To do:
Please quote every line word for word.

[Dataset records]
==================================================
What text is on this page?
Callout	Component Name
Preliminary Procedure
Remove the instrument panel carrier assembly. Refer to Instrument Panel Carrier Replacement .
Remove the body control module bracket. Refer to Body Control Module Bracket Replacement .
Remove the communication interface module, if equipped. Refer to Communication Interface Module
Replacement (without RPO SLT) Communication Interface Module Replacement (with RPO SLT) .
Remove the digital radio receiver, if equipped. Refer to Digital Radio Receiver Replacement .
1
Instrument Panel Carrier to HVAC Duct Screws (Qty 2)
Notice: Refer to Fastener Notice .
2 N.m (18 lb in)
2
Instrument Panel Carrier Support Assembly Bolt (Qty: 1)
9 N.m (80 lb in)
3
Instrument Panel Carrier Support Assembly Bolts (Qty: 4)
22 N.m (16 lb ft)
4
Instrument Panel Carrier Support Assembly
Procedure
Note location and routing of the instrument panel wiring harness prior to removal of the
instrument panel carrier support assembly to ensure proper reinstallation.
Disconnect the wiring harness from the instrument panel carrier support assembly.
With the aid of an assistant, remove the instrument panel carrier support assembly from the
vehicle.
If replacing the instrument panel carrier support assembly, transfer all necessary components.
==================================================
Task output:
What text is on this page?
Callout	Component Name
Preliminary Procedure
Remove the instrument panel carrier assembly. Refer to Instrument Panel Carrier Replacement .
Remove the body control module bracket. Refer to Body Control Module Bracket Replacement .
Remove the communication interface module, if equipped. Refer to Communication Interface Module
Replacement (without RPO SLT) Communication Interface Module Replacement (with RPO SLT) .
Remove the digital radio receiver, if equipped. Refer to Digital Radio Receiver Replacement .
1
Instrument Panel Carrier to HVAC Duct Screws (Qty 2)
Notice: Refer to Fastener Notice .
2 N.m (18 lb in)
2
Instrument Panel Carrier Support Assembly Bolt (Qty: 1)
9 N.m (80 lb in)
3
Instrument Panel Carrier Support Assembly Bolts (Qty: 4)
22 N.m (16 lb ft)
4
Instrument Panel Carrier Support Assembly
Procedure
Note location and routing of the instrument panel wiring harness prior to removal of the
instrument panel carrier support assembly to ensure proper reinstallation.
Disconnect the wiring harness from the instrument panel carrier support assembly.
With the aid of an assistant, remove the instrument panel carrier support assembly from the
vehicle.
If replacing the instrument panel carrier support assembly, transfer all necessary components.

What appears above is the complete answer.